Required task:
Scan the lines below; pull out those with "kattintva".

-- -- --

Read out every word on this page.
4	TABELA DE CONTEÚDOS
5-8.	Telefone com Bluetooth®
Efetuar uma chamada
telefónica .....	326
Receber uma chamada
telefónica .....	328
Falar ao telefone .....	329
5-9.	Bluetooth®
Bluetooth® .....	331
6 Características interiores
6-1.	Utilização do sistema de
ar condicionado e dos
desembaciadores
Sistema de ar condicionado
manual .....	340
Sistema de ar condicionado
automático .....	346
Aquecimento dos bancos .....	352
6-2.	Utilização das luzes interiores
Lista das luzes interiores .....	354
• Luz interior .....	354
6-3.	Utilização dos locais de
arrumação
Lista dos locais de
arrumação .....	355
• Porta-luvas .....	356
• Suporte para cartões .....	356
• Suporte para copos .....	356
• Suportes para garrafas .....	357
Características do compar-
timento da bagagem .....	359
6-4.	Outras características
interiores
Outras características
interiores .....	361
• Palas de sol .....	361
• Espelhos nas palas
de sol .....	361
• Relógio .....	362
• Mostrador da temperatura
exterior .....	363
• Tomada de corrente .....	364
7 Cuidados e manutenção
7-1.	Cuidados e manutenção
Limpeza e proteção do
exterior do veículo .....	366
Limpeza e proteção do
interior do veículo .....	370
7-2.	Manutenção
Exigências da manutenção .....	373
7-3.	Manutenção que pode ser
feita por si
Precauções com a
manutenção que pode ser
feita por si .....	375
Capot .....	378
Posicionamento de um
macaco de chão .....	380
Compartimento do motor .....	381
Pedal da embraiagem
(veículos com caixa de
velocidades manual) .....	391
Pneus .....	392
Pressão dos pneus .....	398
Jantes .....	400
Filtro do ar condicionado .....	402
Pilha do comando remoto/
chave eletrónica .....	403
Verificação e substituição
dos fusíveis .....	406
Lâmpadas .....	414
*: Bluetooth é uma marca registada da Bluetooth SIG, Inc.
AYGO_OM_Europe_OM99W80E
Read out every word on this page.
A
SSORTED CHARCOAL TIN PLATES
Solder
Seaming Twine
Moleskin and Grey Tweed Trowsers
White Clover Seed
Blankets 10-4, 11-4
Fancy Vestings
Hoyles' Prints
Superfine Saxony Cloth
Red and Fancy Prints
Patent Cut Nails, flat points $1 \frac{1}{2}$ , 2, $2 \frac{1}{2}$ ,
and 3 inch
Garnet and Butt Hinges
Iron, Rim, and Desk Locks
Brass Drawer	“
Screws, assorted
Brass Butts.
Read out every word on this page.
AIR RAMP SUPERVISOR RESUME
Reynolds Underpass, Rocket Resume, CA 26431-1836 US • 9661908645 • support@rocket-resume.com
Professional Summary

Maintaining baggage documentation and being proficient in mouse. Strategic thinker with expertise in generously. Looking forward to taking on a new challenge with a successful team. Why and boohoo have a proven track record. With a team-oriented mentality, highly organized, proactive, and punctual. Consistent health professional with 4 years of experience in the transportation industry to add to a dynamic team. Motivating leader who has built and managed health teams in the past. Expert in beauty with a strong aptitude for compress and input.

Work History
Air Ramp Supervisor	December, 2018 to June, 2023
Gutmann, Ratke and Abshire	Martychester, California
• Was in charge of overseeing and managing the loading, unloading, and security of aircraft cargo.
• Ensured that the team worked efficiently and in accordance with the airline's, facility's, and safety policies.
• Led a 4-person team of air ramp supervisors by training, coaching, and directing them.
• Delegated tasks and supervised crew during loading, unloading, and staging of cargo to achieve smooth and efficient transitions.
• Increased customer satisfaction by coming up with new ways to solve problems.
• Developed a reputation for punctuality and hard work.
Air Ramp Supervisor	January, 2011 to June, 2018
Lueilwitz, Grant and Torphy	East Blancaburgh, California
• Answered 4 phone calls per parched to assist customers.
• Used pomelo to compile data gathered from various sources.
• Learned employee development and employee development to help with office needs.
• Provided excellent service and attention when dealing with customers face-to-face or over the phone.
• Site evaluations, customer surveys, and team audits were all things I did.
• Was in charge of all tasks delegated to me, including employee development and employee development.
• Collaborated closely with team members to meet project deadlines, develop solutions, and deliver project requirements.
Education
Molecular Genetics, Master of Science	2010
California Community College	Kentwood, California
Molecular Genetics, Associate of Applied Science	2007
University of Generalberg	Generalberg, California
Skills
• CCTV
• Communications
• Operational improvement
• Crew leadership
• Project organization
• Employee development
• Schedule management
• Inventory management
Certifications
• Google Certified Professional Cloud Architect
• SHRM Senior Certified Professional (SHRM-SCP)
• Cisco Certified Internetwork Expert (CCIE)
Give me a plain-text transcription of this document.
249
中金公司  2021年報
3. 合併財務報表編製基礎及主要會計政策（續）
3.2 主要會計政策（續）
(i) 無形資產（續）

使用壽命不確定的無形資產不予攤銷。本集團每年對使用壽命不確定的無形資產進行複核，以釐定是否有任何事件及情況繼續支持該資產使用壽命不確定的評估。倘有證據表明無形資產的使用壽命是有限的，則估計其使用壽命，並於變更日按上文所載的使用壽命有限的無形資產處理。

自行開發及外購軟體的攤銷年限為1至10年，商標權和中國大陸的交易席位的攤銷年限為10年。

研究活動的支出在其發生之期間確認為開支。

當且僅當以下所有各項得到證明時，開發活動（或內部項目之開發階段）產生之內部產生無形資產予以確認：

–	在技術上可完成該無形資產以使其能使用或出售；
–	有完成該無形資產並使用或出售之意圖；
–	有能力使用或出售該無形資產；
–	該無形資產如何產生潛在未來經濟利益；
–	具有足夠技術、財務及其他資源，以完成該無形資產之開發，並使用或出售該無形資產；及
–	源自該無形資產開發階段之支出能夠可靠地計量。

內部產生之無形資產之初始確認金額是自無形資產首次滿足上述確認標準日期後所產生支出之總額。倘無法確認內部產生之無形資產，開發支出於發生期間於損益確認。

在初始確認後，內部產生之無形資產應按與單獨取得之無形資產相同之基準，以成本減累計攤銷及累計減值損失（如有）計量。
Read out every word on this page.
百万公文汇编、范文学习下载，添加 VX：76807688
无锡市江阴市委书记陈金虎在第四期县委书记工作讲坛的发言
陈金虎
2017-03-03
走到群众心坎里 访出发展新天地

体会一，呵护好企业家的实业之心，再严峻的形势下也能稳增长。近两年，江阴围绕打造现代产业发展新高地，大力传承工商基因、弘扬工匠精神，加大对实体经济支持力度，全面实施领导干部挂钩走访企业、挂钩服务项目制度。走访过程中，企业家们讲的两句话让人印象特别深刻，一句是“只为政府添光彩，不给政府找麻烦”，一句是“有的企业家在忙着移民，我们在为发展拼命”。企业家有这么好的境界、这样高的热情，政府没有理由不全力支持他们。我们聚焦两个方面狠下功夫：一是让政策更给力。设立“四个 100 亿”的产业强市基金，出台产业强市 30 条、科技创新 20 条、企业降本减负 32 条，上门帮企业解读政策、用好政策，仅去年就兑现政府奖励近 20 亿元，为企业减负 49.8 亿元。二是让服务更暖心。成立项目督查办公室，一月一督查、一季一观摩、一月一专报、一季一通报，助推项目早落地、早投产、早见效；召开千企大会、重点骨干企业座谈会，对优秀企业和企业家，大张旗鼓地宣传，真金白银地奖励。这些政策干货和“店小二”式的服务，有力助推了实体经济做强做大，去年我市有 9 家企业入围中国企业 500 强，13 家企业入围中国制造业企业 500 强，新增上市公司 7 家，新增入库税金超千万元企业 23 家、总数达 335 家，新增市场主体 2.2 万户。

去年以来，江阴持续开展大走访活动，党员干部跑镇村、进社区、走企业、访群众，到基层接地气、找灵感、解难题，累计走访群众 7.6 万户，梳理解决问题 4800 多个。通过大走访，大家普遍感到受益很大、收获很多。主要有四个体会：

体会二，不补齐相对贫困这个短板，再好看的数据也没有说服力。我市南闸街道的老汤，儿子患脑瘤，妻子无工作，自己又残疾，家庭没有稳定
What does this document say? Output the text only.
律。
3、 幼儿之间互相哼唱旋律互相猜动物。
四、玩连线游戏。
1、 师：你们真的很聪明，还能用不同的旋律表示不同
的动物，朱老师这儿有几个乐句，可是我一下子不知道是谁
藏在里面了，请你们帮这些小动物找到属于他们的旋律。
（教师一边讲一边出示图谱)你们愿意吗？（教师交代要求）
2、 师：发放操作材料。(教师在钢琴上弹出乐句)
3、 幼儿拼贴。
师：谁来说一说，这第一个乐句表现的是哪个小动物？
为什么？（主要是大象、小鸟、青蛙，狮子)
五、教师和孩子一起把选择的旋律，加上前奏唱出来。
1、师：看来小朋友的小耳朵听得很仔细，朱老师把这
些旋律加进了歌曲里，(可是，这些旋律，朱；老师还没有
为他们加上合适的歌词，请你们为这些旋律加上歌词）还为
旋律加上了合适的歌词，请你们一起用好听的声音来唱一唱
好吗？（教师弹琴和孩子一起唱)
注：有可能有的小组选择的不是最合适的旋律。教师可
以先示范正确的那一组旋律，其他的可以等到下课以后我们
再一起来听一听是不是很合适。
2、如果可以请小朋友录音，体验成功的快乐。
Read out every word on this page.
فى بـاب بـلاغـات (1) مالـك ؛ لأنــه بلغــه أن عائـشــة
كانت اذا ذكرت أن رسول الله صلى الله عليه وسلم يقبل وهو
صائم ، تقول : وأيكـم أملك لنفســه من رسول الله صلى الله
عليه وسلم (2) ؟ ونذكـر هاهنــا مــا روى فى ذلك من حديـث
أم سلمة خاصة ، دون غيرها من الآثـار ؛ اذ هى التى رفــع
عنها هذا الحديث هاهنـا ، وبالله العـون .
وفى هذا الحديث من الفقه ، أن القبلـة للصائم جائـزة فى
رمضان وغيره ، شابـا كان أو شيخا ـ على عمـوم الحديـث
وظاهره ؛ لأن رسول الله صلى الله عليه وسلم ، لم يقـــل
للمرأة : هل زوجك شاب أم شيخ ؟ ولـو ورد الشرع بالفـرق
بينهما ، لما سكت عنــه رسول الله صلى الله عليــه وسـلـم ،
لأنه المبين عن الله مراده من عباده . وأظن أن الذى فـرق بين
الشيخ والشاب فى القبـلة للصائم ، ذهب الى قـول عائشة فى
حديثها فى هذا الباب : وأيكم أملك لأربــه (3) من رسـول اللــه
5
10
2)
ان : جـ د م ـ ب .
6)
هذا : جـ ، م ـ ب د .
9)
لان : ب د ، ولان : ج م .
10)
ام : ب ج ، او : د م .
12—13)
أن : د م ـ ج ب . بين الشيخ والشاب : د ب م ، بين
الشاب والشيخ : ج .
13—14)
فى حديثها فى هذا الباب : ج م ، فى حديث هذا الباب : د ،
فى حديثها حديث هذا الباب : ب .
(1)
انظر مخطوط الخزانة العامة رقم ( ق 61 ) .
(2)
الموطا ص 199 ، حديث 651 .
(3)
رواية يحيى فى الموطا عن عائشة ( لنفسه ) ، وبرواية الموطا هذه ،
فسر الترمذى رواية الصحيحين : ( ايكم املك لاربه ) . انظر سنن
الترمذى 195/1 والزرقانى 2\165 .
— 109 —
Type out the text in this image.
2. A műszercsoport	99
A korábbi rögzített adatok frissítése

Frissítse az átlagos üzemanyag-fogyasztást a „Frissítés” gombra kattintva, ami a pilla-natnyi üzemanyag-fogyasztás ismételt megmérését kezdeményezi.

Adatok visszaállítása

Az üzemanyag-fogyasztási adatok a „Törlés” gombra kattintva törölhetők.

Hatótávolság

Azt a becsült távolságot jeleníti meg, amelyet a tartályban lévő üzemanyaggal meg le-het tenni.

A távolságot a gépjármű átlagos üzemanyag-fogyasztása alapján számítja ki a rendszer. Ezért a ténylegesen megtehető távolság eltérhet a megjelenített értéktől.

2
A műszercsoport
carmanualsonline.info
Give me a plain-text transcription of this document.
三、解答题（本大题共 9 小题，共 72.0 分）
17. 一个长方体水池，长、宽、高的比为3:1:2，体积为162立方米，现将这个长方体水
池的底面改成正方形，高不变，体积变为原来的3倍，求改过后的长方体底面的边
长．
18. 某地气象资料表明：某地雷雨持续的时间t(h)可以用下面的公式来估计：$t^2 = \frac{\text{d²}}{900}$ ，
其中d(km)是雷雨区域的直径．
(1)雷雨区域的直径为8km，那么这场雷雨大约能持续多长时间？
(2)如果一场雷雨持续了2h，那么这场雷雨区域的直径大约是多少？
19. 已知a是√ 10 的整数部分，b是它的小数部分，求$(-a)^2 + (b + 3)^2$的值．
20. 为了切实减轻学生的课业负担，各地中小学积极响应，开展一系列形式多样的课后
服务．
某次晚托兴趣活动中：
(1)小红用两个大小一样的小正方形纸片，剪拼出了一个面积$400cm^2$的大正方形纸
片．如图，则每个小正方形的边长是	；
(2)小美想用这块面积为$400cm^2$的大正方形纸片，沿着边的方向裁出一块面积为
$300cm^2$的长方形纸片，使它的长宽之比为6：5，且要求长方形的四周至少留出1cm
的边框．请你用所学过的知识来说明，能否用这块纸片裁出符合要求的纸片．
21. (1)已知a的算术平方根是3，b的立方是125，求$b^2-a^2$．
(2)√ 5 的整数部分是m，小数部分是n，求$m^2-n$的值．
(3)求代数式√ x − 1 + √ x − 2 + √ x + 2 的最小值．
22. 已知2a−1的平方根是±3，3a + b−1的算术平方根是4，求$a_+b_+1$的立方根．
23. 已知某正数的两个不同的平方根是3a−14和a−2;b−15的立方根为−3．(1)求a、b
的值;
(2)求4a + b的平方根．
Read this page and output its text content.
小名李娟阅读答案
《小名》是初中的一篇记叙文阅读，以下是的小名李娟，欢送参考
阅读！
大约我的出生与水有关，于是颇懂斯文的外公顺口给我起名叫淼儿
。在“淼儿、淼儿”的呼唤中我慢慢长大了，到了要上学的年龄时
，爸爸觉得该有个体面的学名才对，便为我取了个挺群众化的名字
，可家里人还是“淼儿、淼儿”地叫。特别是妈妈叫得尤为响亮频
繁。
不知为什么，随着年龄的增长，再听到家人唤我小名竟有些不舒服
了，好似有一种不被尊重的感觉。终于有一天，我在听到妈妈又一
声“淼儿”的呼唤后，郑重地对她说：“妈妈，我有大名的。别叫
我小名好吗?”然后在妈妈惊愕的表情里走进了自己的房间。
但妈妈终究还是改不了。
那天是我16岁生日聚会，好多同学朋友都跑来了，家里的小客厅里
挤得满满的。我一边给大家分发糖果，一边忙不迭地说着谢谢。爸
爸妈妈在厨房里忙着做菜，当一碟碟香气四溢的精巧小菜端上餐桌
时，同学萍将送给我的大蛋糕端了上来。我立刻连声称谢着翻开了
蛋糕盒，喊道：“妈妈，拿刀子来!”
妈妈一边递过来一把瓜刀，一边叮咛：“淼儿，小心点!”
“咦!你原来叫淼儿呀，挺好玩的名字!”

-- -- --

Finished exercise:
Frissítse az átlagos üzemanyag-fogyasztást a „Frissítés” gombra kattintva, ami a pilla-natnyi üzemanyag-fogyasztás ismételt megmérését kezdeményezi.
Az üzemanyag-fogyasztási adatok a „Törlés” gombra kattintva törölhetők.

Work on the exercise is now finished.